WRITTEN PROBLEM – Give the number of lines that include the word "Category", and nothing else.

(Dataset entries on figures)
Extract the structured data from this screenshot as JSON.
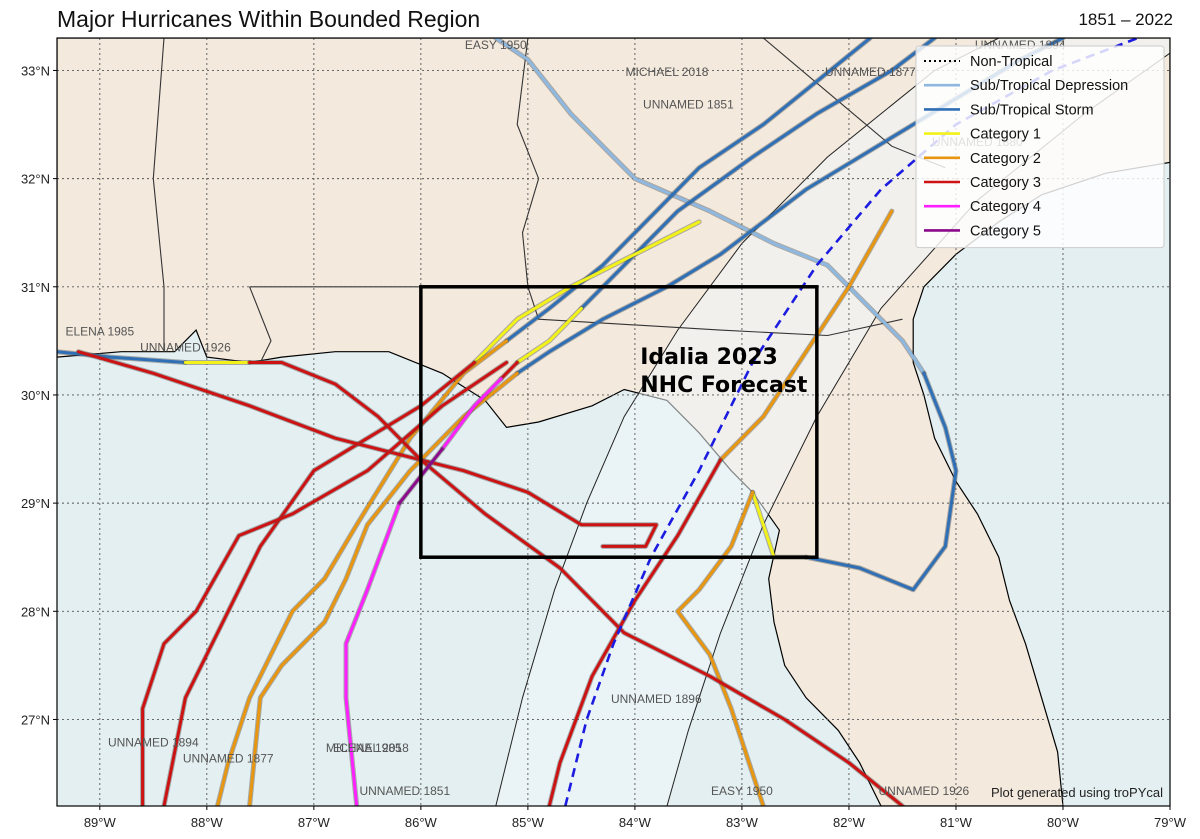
{
  "title": "Major Hurricanes Within Bounded Region",
  "years": "1851 – 2022",
  "credit": "Plot generated using troPYcal",
  "colors": {
    "ocean": "#e4eff1",
    "land": "#f3e9dd",
    "cone": "#eff5f8",
    "forecast": "#1c1ce0",
    "box": "#000000"
  },
  "chart_data": {
    "type": "map",
    "xlim": [
      -89.4,
      -79.0
    ],
    "ylim": [
      26.2,
      33.3
    ],
    "lon_ticks": [
      {
        "v": -89,
        "label": "89°W"
      },
      {
        "v": -88,
        "label": "88°W"
      },
      {
        "v": -87,
        "label": "87°W"
      },
      {
        "v": -86,
        "label": "86°W"
      },
      {
        "v": -85,
        "label": "85°W"
      },
      {
        "v": -84,
        "label": "84°W"
      },
      {
        "v": -83,
        "label": "83°W"
      },
      {
        "v": -82,
        "label": "82°W"
      },
      {
        "v": -81,
        "label": "81°W"
      },
      {
        "v": -80,
        "label": "80°W"
      },
      {
        "v": -79,
        "label": "79°W"
      }
    ],
    "lat_ticks": [
      {
        "v": 27,
        "label": "27°N"
      },
      {
        "v": 28,
        "label": "28°N"
      },
      {
        "v": 29,
        "label": "29°N"
      },
      {
        "v": 30,
        "label": "30°N"
      },
      {
        "v": 31,
        "label": "31°N"
      },
      {
        "v": 32,
        "label": "32°N"
      },
      {
        "v": 33,
        "label": "33°N"
      }
    ],
    "grid": true,
    "legend_position": "top-right",
    "legend": [
      {
        "label": "Non-Tropical",
        "color": "#000000",
        "style": "dotted"
      },
      {
        "label": "Sub/Tropical Depression",
        "color": "#8fb8e0",
        "style": "solid"
      },
      {
        "label": "Sub/Tropical Storm",
        "color": "#2f6fb5",
        "style": "solid"
      },
      {
        "label": "Category 1",
        "color": "#f2f21a",
        "style": "solid"
      },
      {
        "label": "Category 2",
        "color": "#e8960f",
        "style": "solid"
      },
      {
        "label": "Category 3",
        "color": "#cc1212",
        "style": "solid"
      },
      {
        "label": "Category 4",
        "color": "#ff1fff",
        "style": "solid"
      },
      {
        "label": "Category 5",
        "color": "#8b0a8b",
        "style": "solid"
      }
    ],
    "bounded_region": {
      "lon": [
        -86.0,
        -82.3
      ],
      "lat": [
        28.5,
        31.0
      ]
    },
    "annotation": {
      "line1": "Idalia 2023",
      "line2": "NHC Forecast",
      "lon": -83.95,
      "lat": 30.1
    },
    "forecast_track": [
      [
        -84.65,
        26.2
      ],
      [
        -84.45,
        27.0
      ],
      [
        -84.2,
        27.7
      ],
      [
        -83.85,
        28.5
      ],
      [
        -83.4,
        29.3
      ],
      [
        -82.9,
        30.3
      ],
      [
        -82.3,
        31.2
      ],
      [
        -81.7,
        31.9
      ],
      [
        -81.0,
        32.5
      ],
      [
        -80.1,
        33.0
      ],
      [
        -79.3,
        33.3
      ]
    ],
    "storms": [
      {
        "label": "EASY 1950",
        "label_pos": [
          -85.3,
          33.2
        ],
        "segments": [
          {
            "cat": "SD",
            "pts": [
              [
                -85.3,
                33.3
              ],
              [
                -85.0,
                33.1
              ],
              [
                -84.6,
                32.6
              ],
              [
                -84.3,
                32.3
              ],
              [
                -84.0,
                32.0
              ],
              [
                -83.3,
                31.7
              ],
              [
                -82.7,
                31.4
              ],
              [
                -82.2,
                31.2
              ],
              [
                -81.8,
                30.8
              ],
              [
                -81.5,
                30.5
              ],
              [
                -81.3,
                30.2
              ]
            ]
          },
          {
            "cat": "TS",
            "pts": [
              [
                -81.3,
                30.2
              ],
              [
                -81.1,
                29.7
              ],
              [
                -81.0,
                29.3
              ],
              [
                -81.1,
                28.6
              ],
              [
                -81.4,
                28.2
              ],
              [
                -81.9,
                28.4
              ],
              [
                -82.4,
                28.5
              ]
            ]
          },
          {
            "cat": "C1",
            "pts": [
              [
                -82.4,
                28.5
              ],
              [
                -82.7,
                28.5
              ],
              [
                -82.8,
                28.8
              ],
              [
                -82.9,
                29.1
              ]
            ]
          },
          {
            "cat": "C2",
            "pts": [
              [
                -82.9,
                29.1
              ],
              [
                -83.1,
                28.6
              ],
              [
                -83.4,
                28.2
              ],
              [
                -83.6,
                28.0
              ],
              [
                -83.3,
                27.6
              ],
              [
                -83.1,
                27.1
              ],
              [
                -82.8,
                26.2
              ]
            ]
          }
        ]
      },
      {
        "label": "EASY 1950",
        "label_pos": [
          -83.0,
          26.3
        ],
        "segments": []
      },
      {
        "label": "MICHAEL 2018",
        "label_pos": [
          -83.7,
          32.95
        ],
        "segments": [
          {
            "cat": "TS",
            "pts": [
              [
                -81.2,
                33.3
              ],
              [
                -81.6,
                33.0
              ],
              [
                -82.3,
                32.6
              ],
              [
                -82.9,
                32.2
              ],
              [
                -83.6,
                31.7
              ],
              [
                -84.1,
                31.2
              ],
              [
                -84.5,
                30.8
              ]
            ]
          },
          {
            "cat": "C1",
            "pts": [
              [
                -84.5,
                30.8
              ],
              [
                -84.8,
                30.5
              ],
              [
                -85.1,
                30.3
              ]
            ]
          },
          {
            "cat": "C3",
            "pts": [
              [
                -85.1,
                30.3
              ],
              [
                -85.25,
                30.15
              ]
            ]
          },
          {
            "cat": "C4",
            "pts": [
              [
                -85.25,
                30.15
              ],
              [
                -85.5,
                29.9
              ],
              [
                -85.8,
                29.5
              ]
            ]
          },
          {
            "cat": "C5",
            "pts": [
              [
                -85.8,
                29.5
              ],
              [
                -86.2,
                29.0
              ]
            ]
          },
          {
            "cat": "C4",
            "pts": [
              [
                -86.2,
                29.0
              ],
              [
                -86.5,
                28.2
              ],
              [
                -86.7,
                27.7
              ],
              [
                -86.7,
                27.2
              ],
              [
                -86.6,
                26.2
              ]
            ]
          }
        ]
      },
      {
        "label": "MICHAEL 2018",
        "label_pos": [
          -86.5,
          26.7
        ],
        "segments": []
      },
      {
        "label": "UNNAMED 1877",
        "label_pos": [
          -81.8,
          32.95
        ],
        "segments": [
          {
            "cat": "TS",
            "pts": [
              [
                -81.8,
                33.3
              ],
              [
                -82.3,
                32.9
              ],
              [
                -82.8,
                32.5
              ],
              [
                -83.4,
                32.1
              ],
              [
                -83.9,
                31.6
              ],
              [
                -84.3,
                31.2
              ],
              [
                -84.8,
                30.8
              ],
              [
                -85.2,
                30.5
              ]
            ]
          },
          {
            "cat": "C2",
            "pts": [
              [
                -85.2,
                30.5
              ],
              [
                -85.6,
                30.2
              ],
              [
                -86.1,
                29.6
              ],
              [
                -86.6,
                28.8
              ],
              [
                -86.9,
                28.3
              ],
              [
                -87.2,
                28.0
              ],
              [
                -87.3,
                27.8
              ],
              [
                -87.6,
                27.2
              ],
              [
                -87.8,
                26.6
              ],
              [
                -87.9,
                26.2
              ]
            ]
          }
        ]
      },
      {
        "label": "UNNAMED 1877",
        "label_pos": [
          -87.8,
          26.6
        ],
        "segments": []
      },
      {
        "label": "UNNAMED 1851",
        "label_pos": [
          -83.5,
          32.65
        ],
        "segments": [
          {
            "cat": "C1",
            "pts": [
              [
                -83.4,
                31.6
              ],
              [
                -84.0,
                31.3
              ],
              [
                -84.6,
                31.0
              ],
              [
                -85.1,
                30.7
              ],
              [
                -85.5,
                30.3
              ]
            ]
          },
          {
            "cat": "C3",
            "pts": [
              [
                -85.5,
                30.3
              ],
              [
                -86.0,
                29.9
              ],
              [
                -86.5,
                29.6
              ],
              [
                -87.0,
                29.3
              ],
              [
                -87.5,
                28.6
              ],
              [
                -87.9,
                27.8
              ],
              [
                -88.2,
                27.2
              ],
              [
                -88.4,
                26.2
              ]
            ]
          }
        ]
      },
      {
        "label": "UNNAMED 1851",
        "label_pos": [
          -86.15,
          26.3
        ],
        "segments": []
      },
      {
        "label": "UNNAMED 1894",
        "label_pos": [
          -80.4,
          33.2
        ],
        "segments": [
          {
            "cat": "TS",
            "pts": [
              [
                -80.0,
                33.3
              ],
              [
                -80.4,
                33.1
              ],
              [
                -80.9,
                32.8
              ],
              [
                -81.4,
                32.5
              ],
              [
                -81.9,
                32.2
              ],
              [
                -82.4,
                31.9
              ],
              [
                -82.8,
                31.6
              ],
              [
                -83.2,
                31.3
              ],
              [
                -83.7,
                31.0
              ],
              [
                -84.3,
                30.7
              ],
              [
                -84.8,
                30.4
              ],
              [
                -85.1,
                30.2
              ]
            ]
          },
          {
            "cat": "C2",
            "pts": [
              [
                -85.1,
                30.2
              ],
              [
                -85.6,
                29.8
              ],
              [
                -86.1,
                29.3
              ],
              [
                -86.5,
                28.8
              ],
              [
                -86.7,
                28.3
              ],
              [
                -86.9,
                27.9
              ],
              [
                -87.3,
                27.5
              ],
              [
                -87.5,
                27.2
              ],
              [
                -87.6,
                26.2
              ]
            ]
          }
        ]
      },
      {
        "label": "UNNAMED 1894",
        "label_pos": [
          -88.5,
          26.75
        ],
        "segments": []
      },
      {
        "label": "UNNAMED 1880",
        "label_pos": [
          -80.8,
          32.3
        ],
        "segments": [
          {
            "cat": "C2",
            "pts": [
              [
                -81.6,
                31.7
              ],
              [
                -82.0,
                31.0
              ],
              [
                -82.4,
                30.4
              ],
              [
                -82.8,
                29.8
              ],
              [
                -83.2,
                29.4
              ]
            ]
          },
          {
            "cat": "C3",
            "pts": [
              [
                -83.2,
                29.4
              ],
              [
                -83.6,
                28.7
              ],
              [
                -84.0,
                28.1
              ],
              [
                -84.4,
                27.4
              ],
              [
                -84.7,
                26.6
              ],
              [
                -84.8,
                26.2
              ]
            ]
          }
        ]
      },
      {
        "label": "ELENA 1985",
        "label_pos": [
          -89.0,
          30.55
        ],
        "segments": [
          {
            "cat": "C3",
            "pts": [
              [
                -89.2,
                30.4
              ],
              [
                -88.5,
                30.2
              ],
              [
                -87.6,
                29.9
              ],
              [
                -86.8,
                29.6
              ],
              [
                -86.0,
                29.4
              ],
              [
                -85.6,
                29.3
              ],
              [
                -85.0,
                29.1
              ],
              [
                -84.5,
                28.8
              ],
              [
                -83.8,
                28.8
              ],
              [
                -83.9,
                28.6
              ],
              [
                -84.3,
                28.6
              ]
            ]
          }
        ]
      },
      {
        "label": "ELENA 1985",
        "label_pos": [
          -86.5,
          26.7
        ],
        "segments": []
      },
      {
        "label": "UNNAMED 1926",
        "label_pos": [
          -88.2,
          30.4
        ],
        "segments": [
          {
            "cat": "TS",
            "pts": [
              [
                -89.4,
                30.4
              ],
              [
                -88.9,
                30.35
              ],
              [
                -88.2,
                30.3
              ]
            ]
          },
          {
            "cat": "C1",
            "pts": [
              [
                -88.2,
                30.3
              ],
              [
                -87.6,
                30.3
              ]
            ]
          },
          {
            "cat": "C3",
            "pts": [
              [
                -87.6,
                30.3
              ],
              [
                -87.3,
                30.3
              ],
              [
                -86.8,
                30.1
              ],
              [
                -86.4,
                29.8
              ],
              [
                -86.0,
                29.4
              ],
              [
                -85.4,
                28.9
              ],
              [
                -84.7,
                28.4
              ],
              [
                -84.1,
                27.8
              ],
              [
                -83.3,
                27.4
              ],
              [
                -82.6,
                27.0
              ],
              [
                -82.0,
                26.6
              ],
              [
                -81.5,
                26.2
              ]
            ]
          }
        ]
      },
      {
        "label": "UNNAMED 1926",
        "label_pos": [
          -81.3,
          26.3
        ],
        "segments": []
      },
      {
        "label": "UNNAMED 1896",
        "label_pos": [
          -83.8,
          27.15
        ],
        "segments": [
          {
            "cat": "C3",
            "pts": [
              [
                -85.2,
                30.3
              ],
              [
                -85.8,
                29.9
              ],
              [
                -86.5,
                29.3
              ],
              [
                -87.2,
                28.9
              ],
              [
                -87.7,
                28.7
              ],
              [
                -88.1,
                28.0
              ],
              [
                -88.4,
                27.7
              ],
              [
                -88.6,
                27.1
              ],
              [
                -88.6,
                26.2
              ]
            ]
          }
        ]
      }
    ]
  }
}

TASK RESPONSE – 5